### Data in this exercise:

● ● ● ●

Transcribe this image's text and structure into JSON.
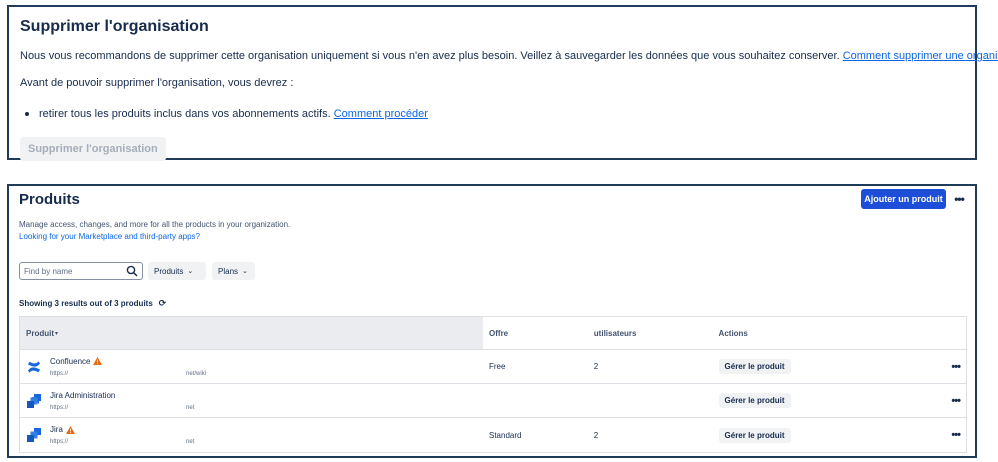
{
  "delete_section": {
    "title": "Supprimer l'organisation",
    "description": "Nous vous recommandons de supprimer cette organisation uniquement si vous n'en avez plus besoin. Veillez à sauvegarder les données que vous souhaitez conserver.",
    "description_link": "Comment supprimer une organisation",
    "requirement_intro": "Avant de pouvoir supprimer l'organisation, vous devrez :",
    "requirement_item": "retirer tous les produits inclus dans vos abonnements actifs.",
    "requirement_link": "Comment procéder",
    "button_label": "Supprimer l'organisation"
  },
  "products_section": {
    "title": "Produits",
    "add_button": "Ajouter un produit",
    "more_icon": "more-icon",
    "description": "Manage access, changes, and more for all the products in your organization.",
    "marketplace_link": "Looking for your Marketplace and third-party apps?",
    "search_placeholder": "Find by name",
    "filter_products": "Produits",
    "filter_plans": "Plans",
    "showing": "Showing 3 results out of 3 produits",
    "columns": {
      "product": "Produit",
      "offer": "Offre",
      "users": "utilisateurs",
      "actions": "Actions"
    },
    "rows": [
      {
        "name": "Confluence",
        "url_start": "https://",
        "url_end": "net/wiki",
        "offer": "Free",
        "users": "2",
        "action": "Gérer le produit",
        "warning": true,
        "logo": "confluence-logo"
      },
      {
        "name": "Jira Administration",
        "url_start": "https://",
        "url_end": "net",
        "offer": "",
        "users": "",
        "action": "Gérer le produit",
        "warning": false,
        "logo": "jira-logo"
      },
      {
        "name": "Jira",
        "url_start": "https://",
        "url_end": "net",
        "offer": "Standard",
        "users": "2",
        "action": "Gérer le produit",
        "warning": true,
        "logo": "jira-logo"
      }
    ]
  },
  "colors": {
    "primary": "#1d4ed8",
    "link": "#0c66e4",
    "warning": "#e56910",
    "border": "#1f3d5a"
  }
}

● ● ● ●

### What the task requires:
Reply with nothing but a number: how many lines of the entries above contain the string "users"?

### Response to this task:
4